[Saved data entries]
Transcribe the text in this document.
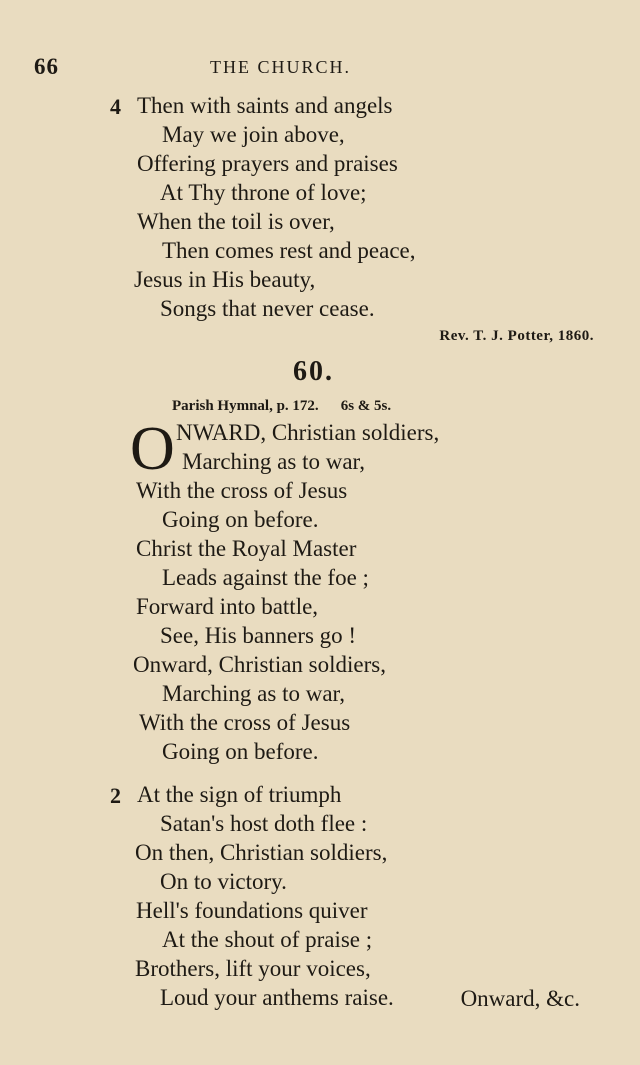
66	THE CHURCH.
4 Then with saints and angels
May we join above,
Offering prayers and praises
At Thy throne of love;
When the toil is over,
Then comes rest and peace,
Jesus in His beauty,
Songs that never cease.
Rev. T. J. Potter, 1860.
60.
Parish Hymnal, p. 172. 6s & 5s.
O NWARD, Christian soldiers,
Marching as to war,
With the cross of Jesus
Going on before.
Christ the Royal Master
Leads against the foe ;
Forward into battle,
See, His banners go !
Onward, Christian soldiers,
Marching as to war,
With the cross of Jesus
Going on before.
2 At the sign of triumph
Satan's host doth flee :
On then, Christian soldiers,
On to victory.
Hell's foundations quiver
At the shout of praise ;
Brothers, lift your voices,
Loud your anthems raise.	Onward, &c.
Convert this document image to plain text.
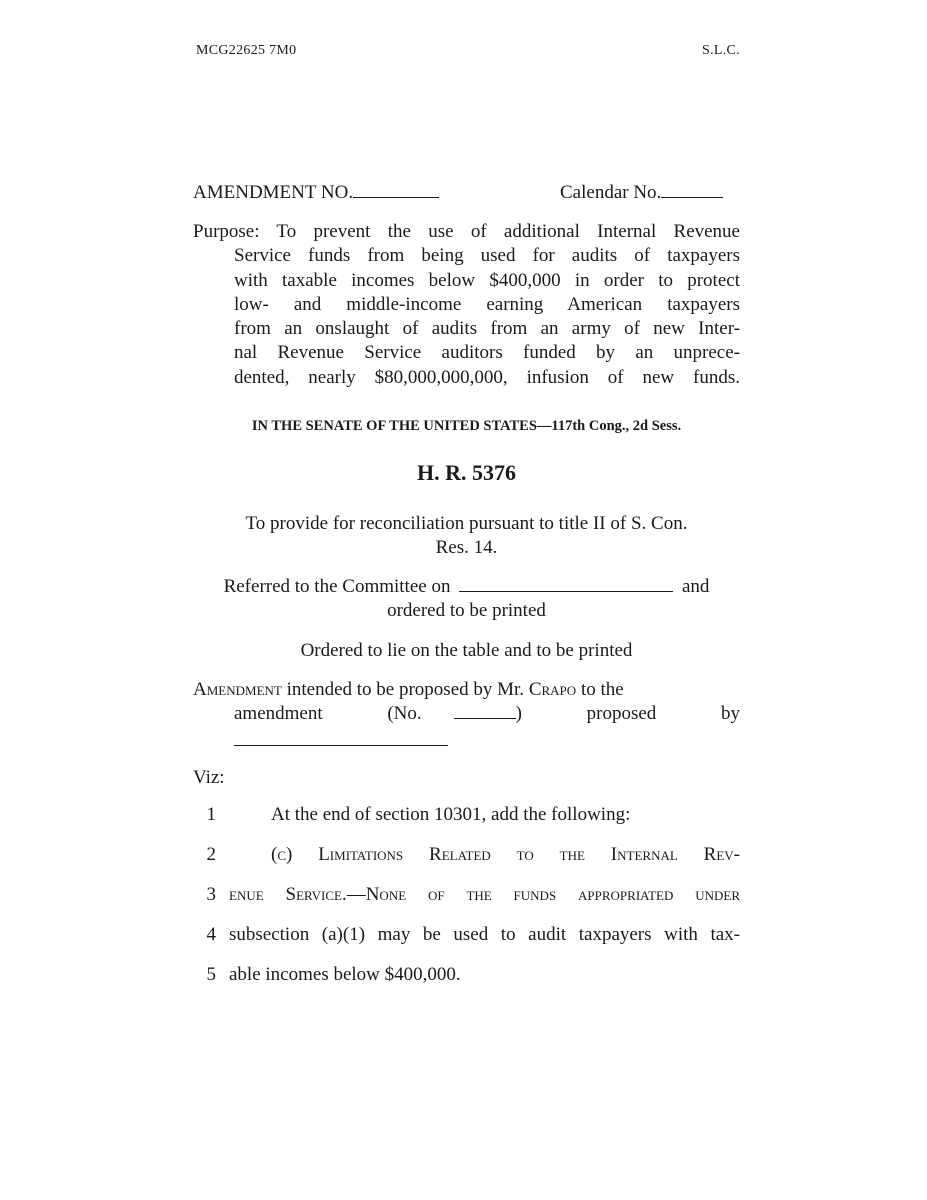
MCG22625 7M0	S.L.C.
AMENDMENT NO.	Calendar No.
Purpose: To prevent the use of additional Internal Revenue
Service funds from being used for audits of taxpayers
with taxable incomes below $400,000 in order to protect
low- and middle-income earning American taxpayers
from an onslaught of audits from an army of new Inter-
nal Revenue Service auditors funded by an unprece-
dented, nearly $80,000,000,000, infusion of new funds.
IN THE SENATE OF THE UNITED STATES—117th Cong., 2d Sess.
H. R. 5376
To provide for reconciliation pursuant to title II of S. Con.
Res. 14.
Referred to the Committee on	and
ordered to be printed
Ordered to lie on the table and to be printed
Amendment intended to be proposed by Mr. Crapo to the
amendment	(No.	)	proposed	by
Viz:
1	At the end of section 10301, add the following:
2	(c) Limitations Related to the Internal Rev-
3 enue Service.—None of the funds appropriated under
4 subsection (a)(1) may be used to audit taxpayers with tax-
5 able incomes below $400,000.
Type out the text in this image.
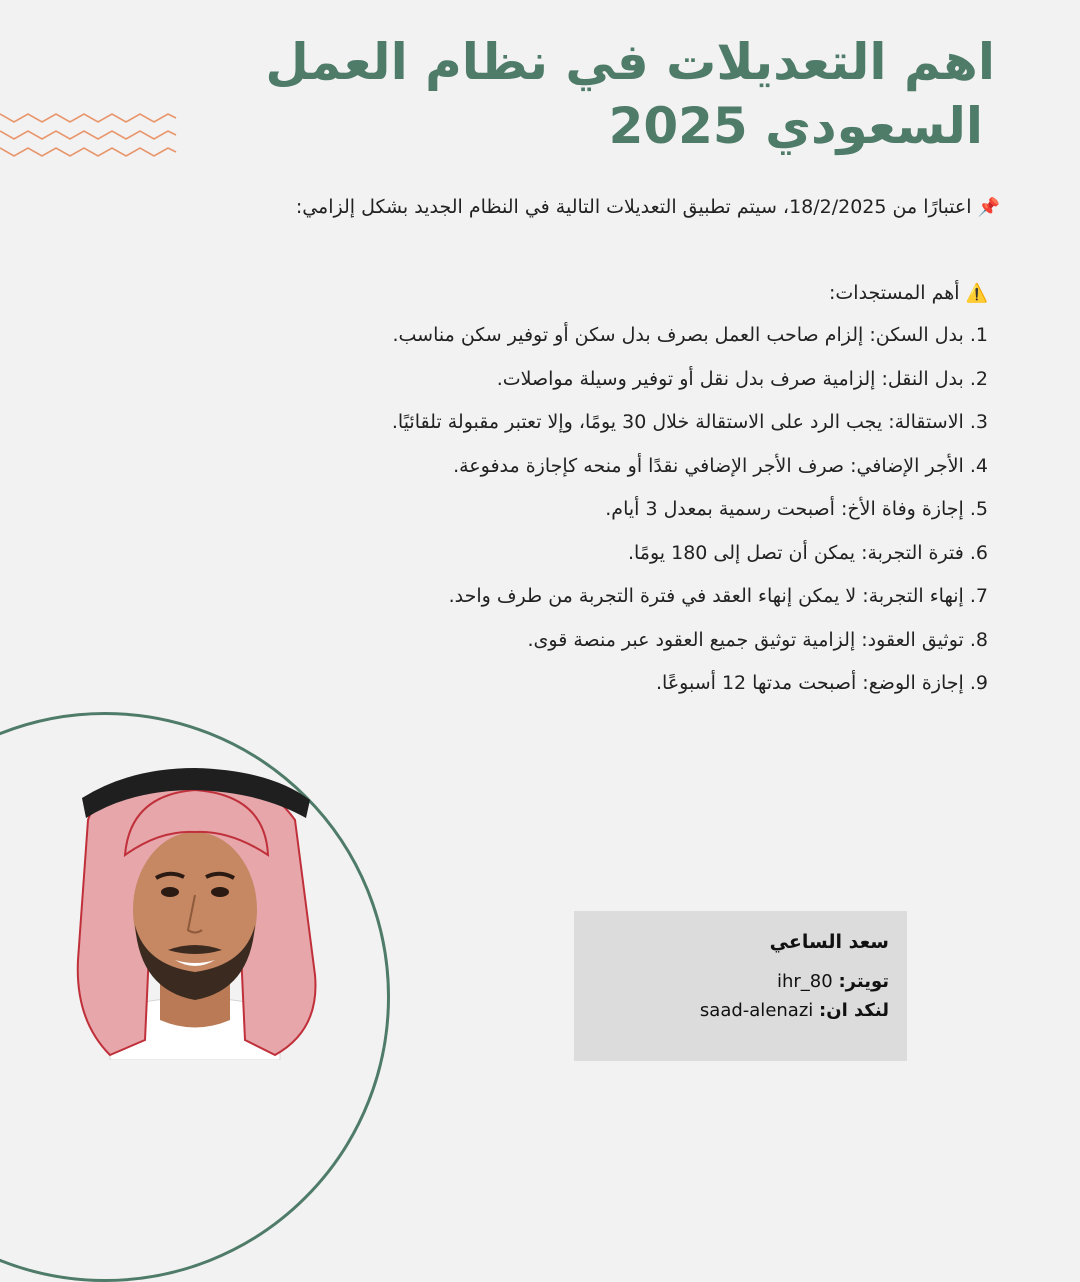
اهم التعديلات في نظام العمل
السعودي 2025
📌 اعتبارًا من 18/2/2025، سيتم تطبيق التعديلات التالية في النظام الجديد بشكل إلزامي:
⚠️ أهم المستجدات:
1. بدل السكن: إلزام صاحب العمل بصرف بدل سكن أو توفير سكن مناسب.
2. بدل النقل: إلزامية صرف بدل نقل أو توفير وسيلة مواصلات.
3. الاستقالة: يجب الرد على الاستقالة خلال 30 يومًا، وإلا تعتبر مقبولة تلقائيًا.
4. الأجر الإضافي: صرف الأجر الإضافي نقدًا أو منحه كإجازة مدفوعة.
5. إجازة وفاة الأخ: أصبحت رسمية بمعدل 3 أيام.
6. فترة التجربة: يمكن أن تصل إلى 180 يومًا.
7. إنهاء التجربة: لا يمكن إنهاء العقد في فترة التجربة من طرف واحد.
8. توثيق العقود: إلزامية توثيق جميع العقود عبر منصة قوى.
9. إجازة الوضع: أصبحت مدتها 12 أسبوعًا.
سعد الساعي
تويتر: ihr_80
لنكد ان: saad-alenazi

DIRECTIONS FOR THIS TASK -> Pictures are left out; print exactly the lines from the one holding "Convert this document image to plain text." through the last line of the listing above, both included.

RESPONSE TO THE TASK ->
Convert this document image to plain text.
MCG22625 7M0	S.L.C.
AMENDMENT NO.	Calendar No.
Purpose: To prevent the use of additional Internal Revenue
Service funds from being used for audits of taxpayers
with taxable incomes below $400,000 in order to protect
low- and middle-income earning American taxpayers
from an onslaught of audits from an army of new Inter-
nal Revenue Service auditors funded by an unprece-
dented, nearly $80,000,000,000, infusion of new funds.
IN THE SENATE OF THE UNITED STATES—117th Cong., 2d Sess.
H. R. 5376
To provide for reconciliation pursuant to title II of S. Con.
Res. 14.
Referred to the Committee on	and
ordered to be printed
Ordered to lie on the table and to be printed
Amendment intended to be proposed by Mr. Crapo to the
amendment	(No.	)	proposed	by
Viz:
1	At the end of section 10301, add the following:
2	(c) Limitations Related to the Internal Rev-
3 enue Service.—None of the funds appropriated under
4 subsection (a)(1) may be used to audit taxpayers with tax-
5 able incomes below $400,000.
Type out the text in this image.
اهم التعديلات في نظام العمل
السعودي 2025
📌 اعتبارًا من 18/2/2025، سيتم تطبيق التعديلات التالية في النظام الجديد بشكل إلزامي:
⚠️ أهم المستجدات:
1. بدل السكن: إلزام صاحب العمل بصرف بدل سكن أو توفير سكن مناسب.
2. بدل النقل: إلزامية صرف بدل نقل أو توفير وسيلة مواصلات.
3. الاستقالة: يجب الرد على الاستقالة خلال 30 يومًا، وإلا تعتبر مقبولة تلقائيًا.
4. الأجر الإضافي: صرف الأجر الإضافي نقدًا أو منحه كإجازة مدفوعة.
5. إجازة وفاة الأخ: أصبحت رسمية بمعدل 3 أيام.
6. فترة التجربة: يمكن أن تصل إلى 180 يومًا.
7. إنهاء التجربة: لا يمكن إنهاء العقد في فترة التجربة من طرف واحد.
8. توثيق العقود: إلزامية توثيق جميع العقود عبر منصة قوى.
9. إجازة الوضع: أصبحت مدتها 12 أسبوعًا.
سعد الساعي
تويتر: ihr_80
لنكد ان: saad-alenazi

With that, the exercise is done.